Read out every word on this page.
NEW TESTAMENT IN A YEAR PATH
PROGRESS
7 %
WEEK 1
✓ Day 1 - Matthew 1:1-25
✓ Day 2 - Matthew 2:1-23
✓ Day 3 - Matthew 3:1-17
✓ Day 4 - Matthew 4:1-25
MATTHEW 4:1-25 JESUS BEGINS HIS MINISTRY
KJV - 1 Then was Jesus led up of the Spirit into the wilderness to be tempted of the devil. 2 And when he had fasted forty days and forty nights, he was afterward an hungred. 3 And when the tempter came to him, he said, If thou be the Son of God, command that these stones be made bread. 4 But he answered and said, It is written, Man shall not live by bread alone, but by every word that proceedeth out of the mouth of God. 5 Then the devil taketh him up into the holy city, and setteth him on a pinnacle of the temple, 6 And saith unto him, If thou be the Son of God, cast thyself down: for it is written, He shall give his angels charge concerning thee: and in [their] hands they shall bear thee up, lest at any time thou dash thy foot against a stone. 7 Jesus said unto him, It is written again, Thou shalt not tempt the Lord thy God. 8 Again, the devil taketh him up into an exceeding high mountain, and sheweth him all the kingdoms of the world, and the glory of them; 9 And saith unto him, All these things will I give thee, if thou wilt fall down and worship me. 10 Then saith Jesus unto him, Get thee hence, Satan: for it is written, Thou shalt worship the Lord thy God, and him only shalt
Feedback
☆ ☆ ☆ ☆ ☆
Give all of the entries again, word for word.

Read out every word on this page.
NEW TESTAMENT IN A YEAR PATH
PROGRESS
7 %
WEEK 1
✓ Day 1 - Matthew 1:1-25
✓ Day 2 - Matthew 2:1-23
✓ Day 3 - Matthew 3:1-17
✓ Day 4 - Matthew 4:1-25
MATTHEW 4:1-25 JESUS BEGINS HIS MINISTRY
KJV - 1 Then was Jesus led up of the Spirit into the wilderness to be tempted of the devil. 2 And when he had fasted forty days and forty nights, he was afterward an hungred. 3 And when the tempter came to him, he said, If thou be the Son of God, command that these stones be made bread. 4 But he answered and said, It is written, Man shall not live by bread alone, but by every word that proceedeth out of the mouth of God. 5 Then the devil taketh him up into the holy city, and setteth him on a pinnacle of the temple, 6 And saith unto him, If thou be the Son of God, cast thyself down: for it is written, He shall give his angels charge concerning thee: and in [their] hands they shall bear thee up, lest at any time thou dash thy foot against a stone. 7 Jesus said unto him, It is written again, Thou shalt not tempt the Lord thy God. 8 Again, the devil taketh him up into an exceeding high mountain, and sheweth him all the kingdoms of the world, and the glory of them; 9 And saith unto him, All these things will I give thee, if thou wilt fall down and worship me. 10 Then saith Jesus unto him, Get thee hence, Satan: for it is written, Thou shalt worship the Lord thy God, and him only shalt
Feedback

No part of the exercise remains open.